WORK TO BE COMPLETED >> Copy out the data exactly, leaving the pictures behind.

%%

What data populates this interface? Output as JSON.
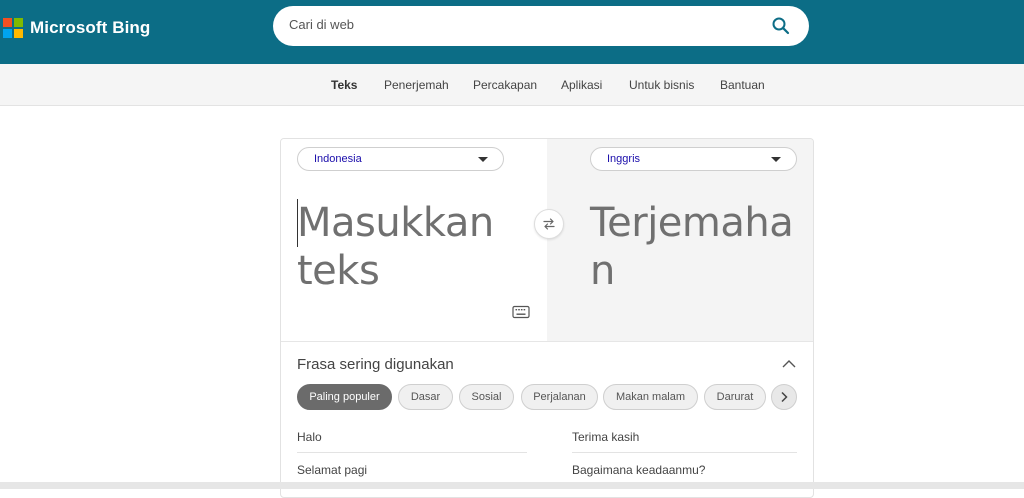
{
  "header": {
    "brand": "Microsoft Bing",
    "logo_colors": [
      "#f25022",
      "#7fba00",
      "#00a4ef",
      "#ffb900"
    ],
    "search_placeholder": "Cari di web",
    "bg_color": "#0c6d86"
  },
  "nav": {
    "items": [
      {
        "label": "Teks",
        "active": true
      },
      {
        "label": "Penerjemah",
        "active": false
      },
      {
        "label": "Percakapan",
        "active": false
      },
      {
        "label": "Aplikasi",
        "active": false
      },
      {
        "label": "Untuk bisnis",
        "active": false
      },
      {
        "label": "Bantuan",
        "active": false
      }
    ]
  },
  "translator": {
    "source_lang": "Indonesia",
    "target_lang": "Inggris",
    "source_line1": "Masukkan",
    "source_line2": "teks",
    "target_line1": "Terjemaha",
    "target_line2": "n"
  },
  "phrases": {
    "title": "Frasa sering digunakan",
    "categories": [
      "Paling populer",
      "Dasar",
      "Sosial",
      "Perjalanan",
      "Makan malam",
      "Darurat"
    ],
    "active_category": "Paling populer",
    "items": [
      "Halo",
      "Terima kasih",
      "Selamat pagi",
      "Bagaimana keadaanmu?"
    ]
  },
  "icons": {
    "search": "search-icon",
    "swap": "swap-icon",
    "keyboard": "keyboard-icon",
    "collapse": "chevron-up-icon",
    "next": "chevron-right-icon",
    "dropdown": "caret-down-icon"
  }
}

%%

SOLUTION TO THIS EXERCISE >>
What data populates this interface? Output as JSON.
{
  "header": {
    "brand": "Microsoft Bing",
    "logo_colors": [
      "#f25022",
      "#7fba00",
      "#00a4ef",
      "#ffb900"
    ],
    "search_placeholder": "Cari di web",
    "bg_color": "#0c6d86"
  },
  "nav": {
    "items": [
      {
        "label": "Teks",
        "active": true
      },
      {
        "label": "Penerjemah",
        "active": false
      },
      {
        "label": "Percakapan",
        "active": false
      },
      {
        "label": "Aplikasi",
        "active": false
      },
      {
        "label": "Untuk bisnis",
        "active": false
      },
      {
        "label": "Bantuan",
        "active": false
      }
    ]
  },
  "translator": {
    "source_lang": "Indonesia",
    "target_lang": "Inggris",
    "source_line1": "Masukkan",
    "source_line2": "teks",
    "target_line1": "Terjemaha",
    "target_line2": "n"
  },
  "phrases": {
    "title": "Frasa sering digunakan",
    "categories": [
      "Paling populer",
      "Dasar",
      "Sosial",
      "Perjalanan",
      "Makan malam",
      "Darurat"
    ],
    "active_category": "Paling populer",
    "items": [
      "Halo",
      "Terima kasih",
      "Selamat pagi",
      "Bagaimana keadaanmu?"
    ]
  },
  "icons": {
    "search": "search-icon",
    "swap": "swap-icon",
    "keyboard": "keyboard-icon",
    "collapse": "chevron-up-icon",
    "next": "chevron-right-icon",
    "dropdown": "caret-down-icon"
  }
}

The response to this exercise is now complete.